* [WHAT YOU NEED TO DO] Do not carry the pictures over; copy every other part of the entries exactly.

* * * * * * * * *

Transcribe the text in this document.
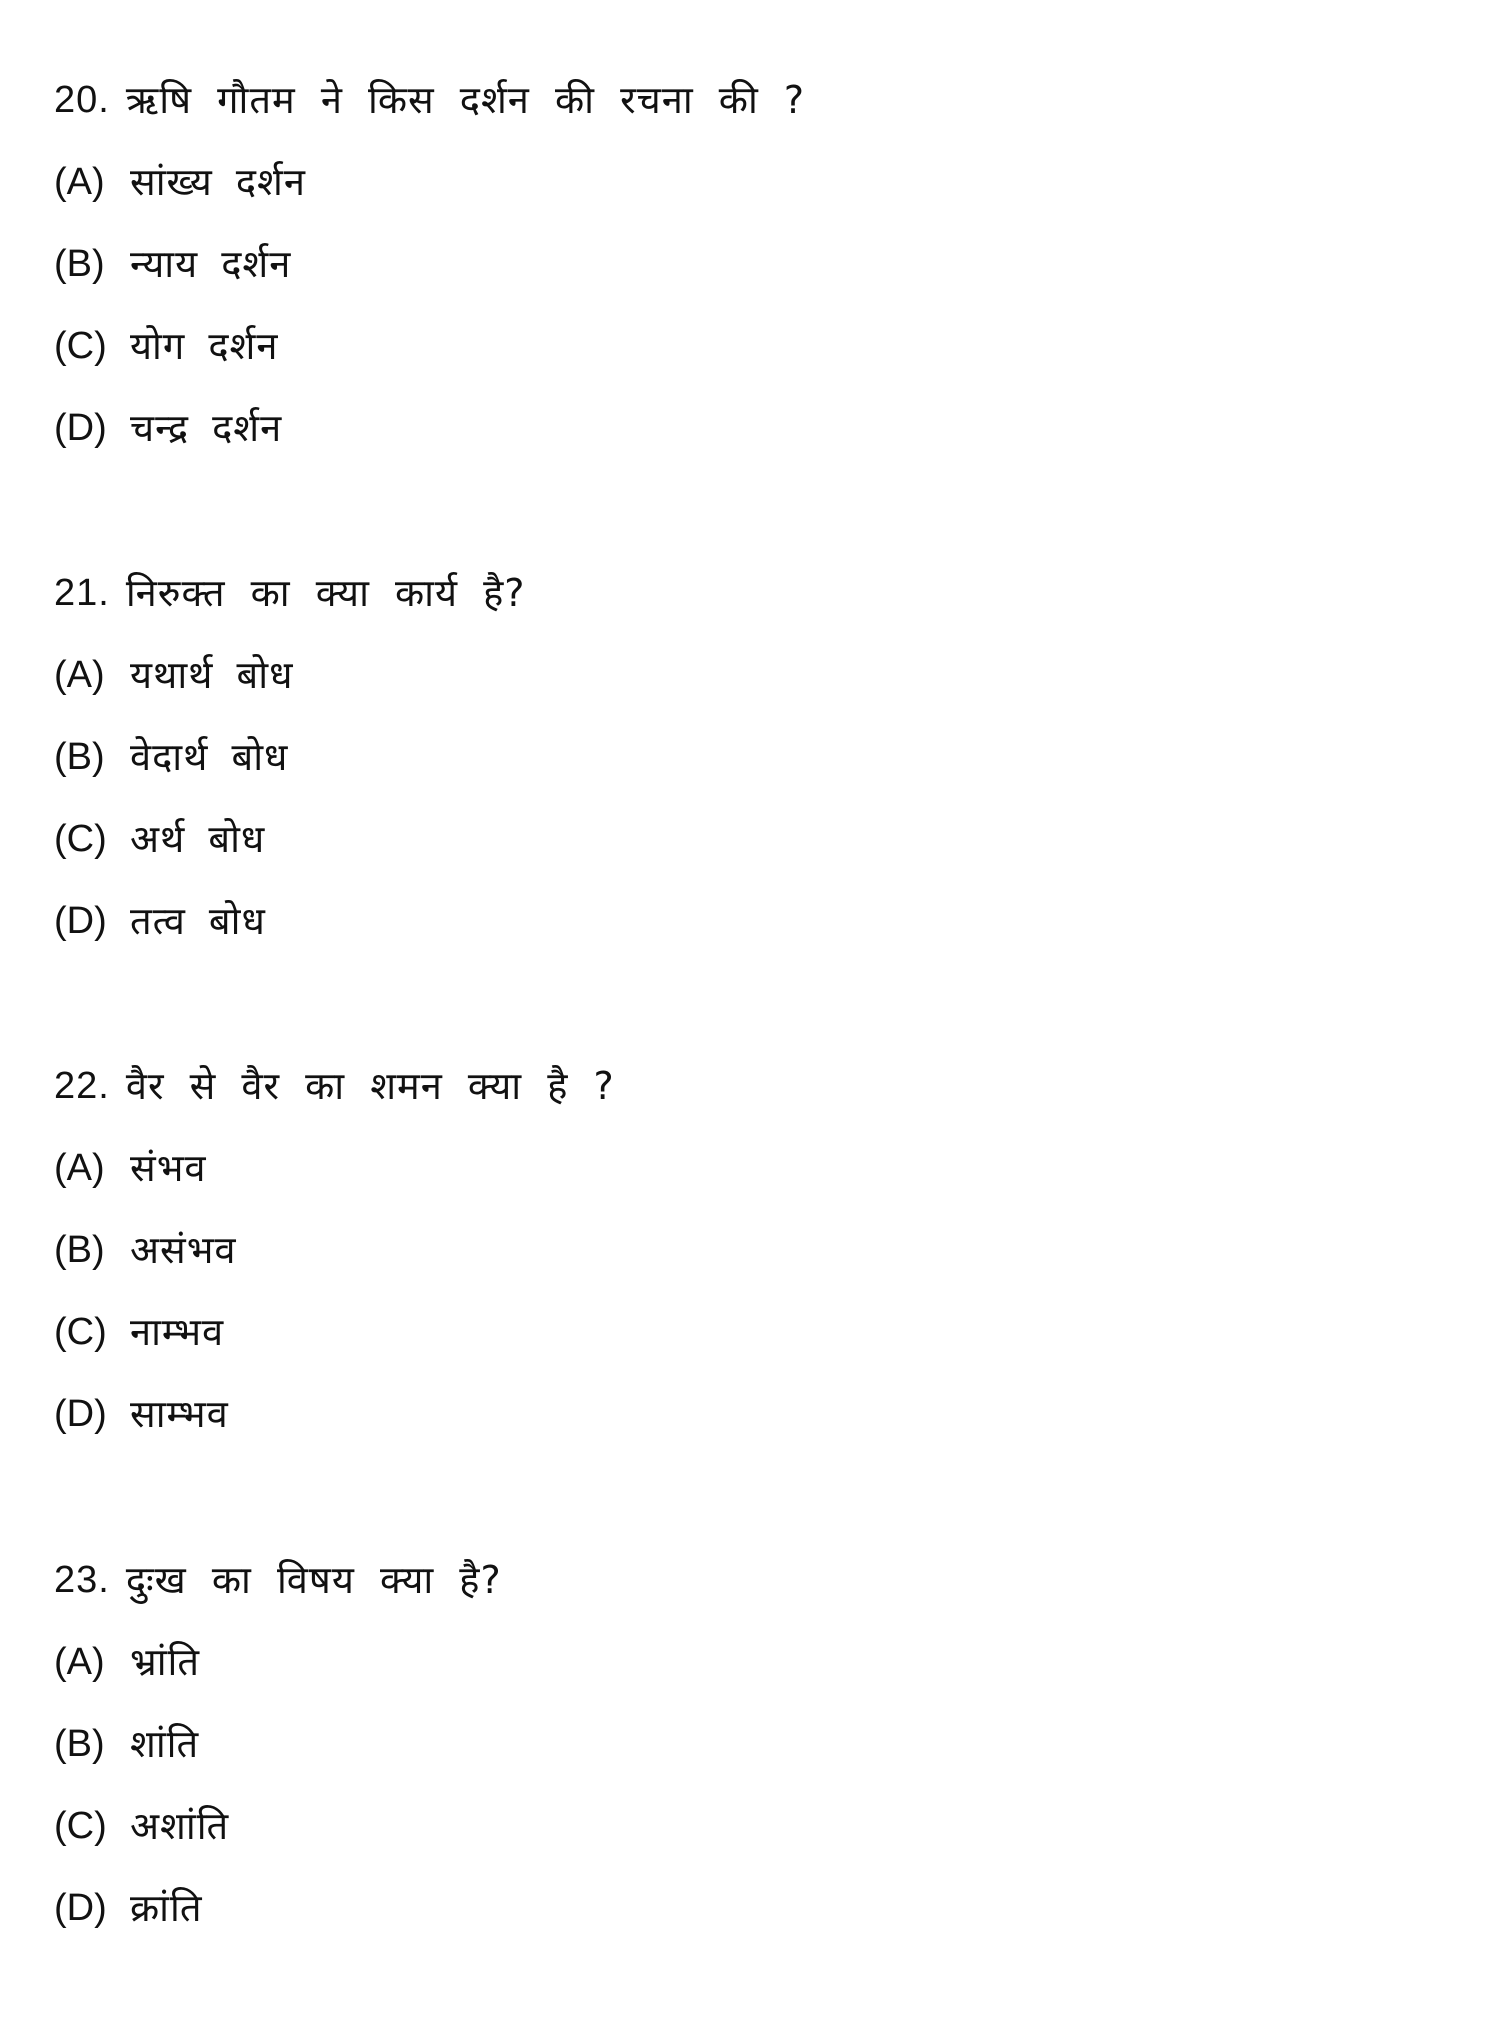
20. ऋषि गौतम ने किस दर्शन की रचना की ?
(A) सांख्य दर्शन
(B) न्याय दर्शन
(C) योग दर्शन
(D) चन्द्र दर्शन
21. निरुक्त का क्या कार्य है?
(A) यथार्थ बोध
(B) वेदार्थ बोध
(C) अर्थ बोध
(D) तत्व बोध
22. वैर से वैर का शमन क्या है ?
(A) संभव
(B) असंभव
(C) नाम्भव
(D) साम्भव
23. दुःख का विषय क्या है?
(A) भ्रांति
(B) शांति
(C) अशांति
(D) क्रांति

* * * * * * * * *

* [RESULT OF THE EXERCISE]
Transcribe the text in this document.
20. ऋषि गौतम ने किस दर्शन की रचना की ?
(A) सांख्य दर्शन
(B) न्याय दर्शन
(C) योग दर्शन
(D) चन्द्र दर्शन
21. निरुक्त का क्या कार्य है?
(A) यथार्थ बोध
(B) वेदार्थ बोध
(C) अर्थ बोध
(D) तत्व बोध
22. वैर से वैर का शमन क्या है ?
(A) संभव
(B) असंभव
(C) नाम्भव
(D) साम्भव
23. दुःख का विषय क्या है?
(A) भ्रांति
(B) शांति
(C) अशांति
(D) क्रांति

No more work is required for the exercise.